> [Stated goal a]
According to the ksqlDB enrichment text, which Kafka topic is the source of data for city_data_stream?

> [Document section]
- - - - - - -

To enrich the “ENRICHED_DATA” topic with latitude and longitude information for each city, we can join the two topics based on the departure and arrival cities. This will allow us to replace the latitude and longitude information in the “airplane-data” topic with the corresponding values from the “city_data” topic.

The enriched “ENRICHED_DATA” topic will then contain all the original fields from the “airplane-data” topic along with the corresponding latitude and longitude information for the departure and arrival cities. This will allow for more advanced analysis and visualization of the flight data.

{
"TIMESTAMP": "2023-02-19 22:41:40.349104",
"AIRPLANE_ID": "ff748449-3b71-478a-8a47-0aff55da0975",
"AIRPLANE_MODEL": "Boeing 787",
"AIRLINE_COMPANY": "Southwest Airlines",
"DEPARTURE_LATITUDE": null,
"DEPARTURE_LONGITUDE": null,
"DEPARTURE_CITY": "Phoenix",
"ARRIVAL_LATITUDE": null,
"ARRIVAL_LONGITUDE": null,
"FLIGHT_ID": "341d3f7b-efae-4fd6-993a-0e3e9a842d8b",
"FLIGHT_NUMBER": 5265,
"DEPARTURE_TIME": "2023-02-20 16:41:40",
"ARRIVAL_TIME": "2023-02-21 11:41:40",
"FLIGHT_SPEED": 405.43,
"ALTITUDE": 12493.31,
"ENGINE_PERFORMANCE": 61.65,
"TEMPERATURE": 35.54,
"HUMIDITY": 69.74,
"PRESSURE": 1066.9
}

Enriching data with ksqlDB:

CREATE STREAM airplane_data_stream (
timestamp VARCHAR,
airplane_id VARCHAR,
airplane_model VARCHAR,
airline_company VARCHAR,
departure_city VARCHAR,
arrival_city VARCHAR,
flight_id VARCHAR,
flight_number INT,
departure_time VARCHAR,
arrival_time VARCHAR,
flight_speed DOUBLE,
altitude DOUBLE,
engine_performance DOUBLE,
temperature DOUBLE,
humidity DOUBLE,
pressure DOUBLE
) WITH (KAFKA_TOPIC='airplane-data', VALUE_FORMAT='JSON');

This is a KSQL statement to create a new KSQL stream called airplane_data_stream with a schema that defines the structure of the data that will be stored in the stream. The schema has 16 fields, including timestamp, airplane_id, airplane_model, airline_company, departure_city, arrival_city, flight_id, flight_number, departure_time, arrival_time, flight_speed, altitude, engine_performance, temperature, humidity, and pressure.

The WITH clause specifies the Kafka topic that the stream is associated with (airplane-data) and the format of the data in that topic (JSON). This means that the data in the Kafka topic is expected to be in JSON format, and it will be parsed and stored in the stream according to the specified schema.

CREATE STREAM city_data_stream (
id INT,
state_code VARCHAR,
state_name VARCHAR,
city VARCHAR,
county VARCHAR,
latitude DOUBLE,
longitude DOUBLE
) WITH (KAFKA_TOPIC='city_data', VALUE_FORMAT='JSON');

his statement creates a Kafka stream named city_data_stream. The stream consists of data with the following fields: id, state_code, state_name, city, county, latitude, and longitude. The source of the data is the Kafka topic city_data, and the value format of the data is JSON. This statement essentially defines the structure of the data in the Kafka topic and makes it available as a stream in KSQL.

- - - - - - -

> [Records shown]
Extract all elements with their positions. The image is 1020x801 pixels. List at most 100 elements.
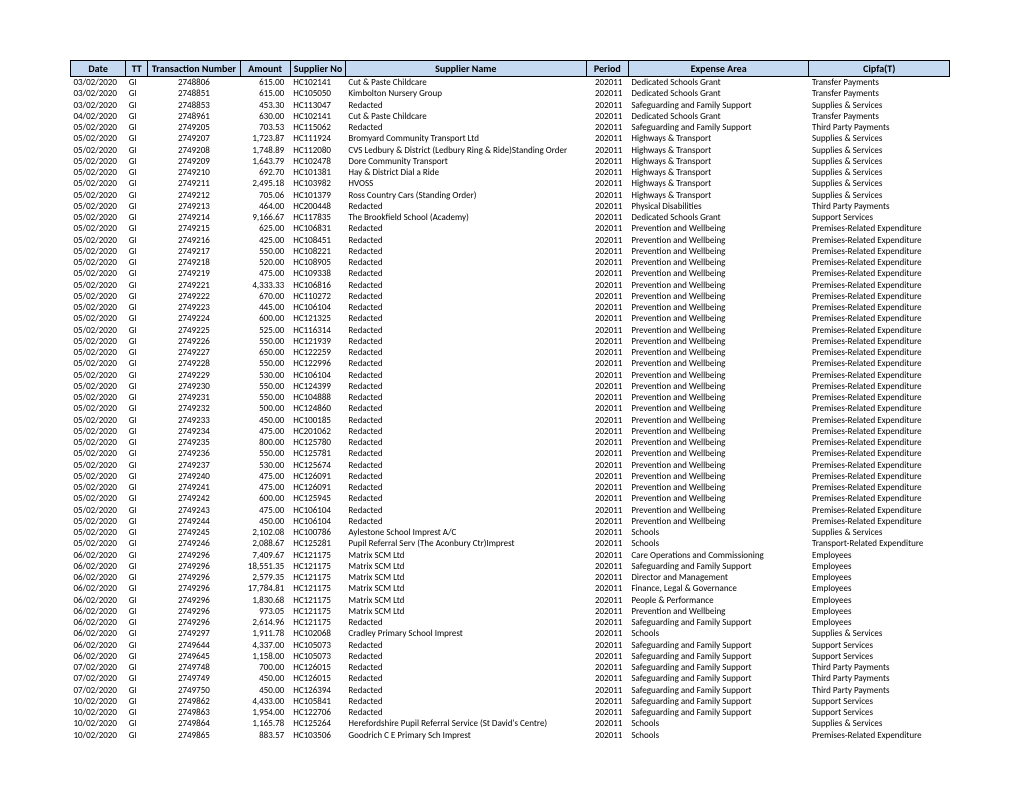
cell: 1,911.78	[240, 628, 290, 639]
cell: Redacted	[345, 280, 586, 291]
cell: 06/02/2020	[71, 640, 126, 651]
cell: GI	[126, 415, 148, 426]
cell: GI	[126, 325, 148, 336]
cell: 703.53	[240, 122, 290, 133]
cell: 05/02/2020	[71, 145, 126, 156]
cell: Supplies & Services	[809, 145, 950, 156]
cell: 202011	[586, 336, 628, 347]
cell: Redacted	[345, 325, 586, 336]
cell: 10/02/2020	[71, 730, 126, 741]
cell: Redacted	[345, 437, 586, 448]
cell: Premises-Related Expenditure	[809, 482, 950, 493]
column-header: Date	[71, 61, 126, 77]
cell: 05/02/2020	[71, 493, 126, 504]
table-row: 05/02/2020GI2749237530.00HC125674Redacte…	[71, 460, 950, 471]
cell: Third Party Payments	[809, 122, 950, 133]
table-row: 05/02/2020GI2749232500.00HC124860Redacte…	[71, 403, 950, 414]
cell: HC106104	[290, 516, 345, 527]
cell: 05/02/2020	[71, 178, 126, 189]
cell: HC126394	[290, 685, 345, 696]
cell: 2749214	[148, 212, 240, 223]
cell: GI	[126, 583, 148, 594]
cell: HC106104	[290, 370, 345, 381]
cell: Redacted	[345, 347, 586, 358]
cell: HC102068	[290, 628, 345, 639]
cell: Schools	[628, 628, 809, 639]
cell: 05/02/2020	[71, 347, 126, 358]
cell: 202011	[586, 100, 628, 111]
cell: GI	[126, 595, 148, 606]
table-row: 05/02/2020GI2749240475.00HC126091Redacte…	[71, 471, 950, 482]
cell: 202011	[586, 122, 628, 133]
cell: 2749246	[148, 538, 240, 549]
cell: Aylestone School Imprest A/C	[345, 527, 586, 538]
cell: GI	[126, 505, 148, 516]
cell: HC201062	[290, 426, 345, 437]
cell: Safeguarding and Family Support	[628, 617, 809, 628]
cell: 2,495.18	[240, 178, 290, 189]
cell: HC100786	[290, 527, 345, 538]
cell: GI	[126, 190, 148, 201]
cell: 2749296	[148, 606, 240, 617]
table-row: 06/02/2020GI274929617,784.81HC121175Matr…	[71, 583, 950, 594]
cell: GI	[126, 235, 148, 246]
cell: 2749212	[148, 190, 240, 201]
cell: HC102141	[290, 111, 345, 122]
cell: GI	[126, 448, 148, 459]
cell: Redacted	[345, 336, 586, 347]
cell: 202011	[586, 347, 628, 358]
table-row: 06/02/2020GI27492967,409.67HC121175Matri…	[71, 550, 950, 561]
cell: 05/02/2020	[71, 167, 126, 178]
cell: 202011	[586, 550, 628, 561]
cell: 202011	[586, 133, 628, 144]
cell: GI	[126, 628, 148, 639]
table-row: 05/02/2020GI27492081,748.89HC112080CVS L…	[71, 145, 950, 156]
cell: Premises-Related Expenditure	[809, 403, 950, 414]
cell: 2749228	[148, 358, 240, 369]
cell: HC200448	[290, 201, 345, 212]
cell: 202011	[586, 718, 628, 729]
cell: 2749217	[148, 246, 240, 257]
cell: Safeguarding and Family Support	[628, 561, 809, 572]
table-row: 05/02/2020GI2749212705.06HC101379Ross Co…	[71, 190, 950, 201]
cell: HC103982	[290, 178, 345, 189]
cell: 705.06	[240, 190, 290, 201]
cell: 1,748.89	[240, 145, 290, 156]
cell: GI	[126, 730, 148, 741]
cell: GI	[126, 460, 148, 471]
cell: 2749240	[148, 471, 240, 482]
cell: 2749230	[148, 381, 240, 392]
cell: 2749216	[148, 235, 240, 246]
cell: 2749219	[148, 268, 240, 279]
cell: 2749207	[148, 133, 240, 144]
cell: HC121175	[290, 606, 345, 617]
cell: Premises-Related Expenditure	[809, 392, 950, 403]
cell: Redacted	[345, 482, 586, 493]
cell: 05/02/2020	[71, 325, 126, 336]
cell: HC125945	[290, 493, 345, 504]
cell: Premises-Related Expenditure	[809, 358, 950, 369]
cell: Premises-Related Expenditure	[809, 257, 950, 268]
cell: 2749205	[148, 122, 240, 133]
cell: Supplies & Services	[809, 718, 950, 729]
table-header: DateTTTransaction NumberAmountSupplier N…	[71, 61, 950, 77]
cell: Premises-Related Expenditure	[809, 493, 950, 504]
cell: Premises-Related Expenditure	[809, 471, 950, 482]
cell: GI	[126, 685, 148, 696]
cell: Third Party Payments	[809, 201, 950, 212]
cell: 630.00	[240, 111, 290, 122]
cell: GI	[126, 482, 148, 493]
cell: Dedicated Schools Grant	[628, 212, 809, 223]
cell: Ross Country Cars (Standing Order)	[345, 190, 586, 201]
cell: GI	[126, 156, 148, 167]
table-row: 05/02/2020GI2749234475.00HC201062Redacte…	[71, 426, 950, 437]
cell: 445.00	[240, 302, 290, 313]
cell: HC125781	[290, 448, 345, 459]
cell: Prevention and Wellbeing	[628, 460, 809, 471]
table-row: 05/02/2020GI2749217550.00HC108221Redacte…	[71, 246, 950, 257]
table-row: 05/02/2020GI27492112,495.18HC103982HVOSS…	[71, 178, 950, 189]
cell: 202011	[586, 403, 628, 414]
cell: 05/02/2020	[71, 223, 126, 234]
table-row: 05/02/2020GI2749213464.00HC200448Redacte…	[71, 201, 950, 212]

- - - - - - -

> [Stated goal b]
In the records, please rewrite the lines starting at the one containing "628, 290, 639]" and ending at the one containing "538, 240, 549]", replacing "Third Party Payments" with "External Payments" and leaving everything else unchanged.

> [Expected answer a]
city_data

> [Expected answer b]
cell: 1,911.78	[240, 628, 290, 639]
cell: Redacted	[345, 280, 586, 291]
cell: 06/02/2020	[71, 640, 126, 651]
cell: GI	[126, 415, 148, 426]
cell: GI	[126, 325, 148, 336]
cell: 703.53	[240, 122, 290, 133]
cell: 05/02/2020	[71, 145, 126, 156]
cell: Supplies & Services	[809, 145, 950, 156]
cell: 202011	[586, 336, 628, 347]
cell: Redacted	[345, 325, 586, 336]
cell: 10/02/2020	[71, 730, 126, 741]
cell: Redacted	[345, 437, 586, 448]
cell: Premises-Related Expenditure	[809, 482, 950, 493]
column-header: Date	[71, 61, 126, 77]
cell: 05/02/2020	[71, 493, 126, 504]
table-row: 05/02/2020GI2749237530.00HC125674Redacte…	[71, 460, 950, 471]
cell: External Payments	[809, 122, 950, 133]
table-row: 05/02/2020GI2749232500.00HC124860Redacte…	[71, 403, 950, 414]
cell: HC106104	[290, 516, 345, 527]
cell: 05/02/2020	[71, 178, 126, 189]
cell: HC126394	[290, 685, 345, 696]
cell: 2749214	[148, 212, 240, 223]
cell: GI	[126, 583, 148, 594]
cell: HC106104	[290, 370, 345, 381]
cell: Redacted	[345, 347, 586, 358]
cell: HC102068	[290, 628, 345, 639]
cell: Schools	[628, 628, 809, 639]
cell: 05/02/2020	[71, 347, 126, 358]
cell: 202011	[586, 100, 628, 111]
cell: GI	[126, 595, 148, 606]
table-row: 05/02/2020GI2749240475.00HC126091Redacte…	[71, 471, 950, 482]
cell: 202011	[586, 122, 628, 133]
cell: 2749246	[148, 538, 240, 549]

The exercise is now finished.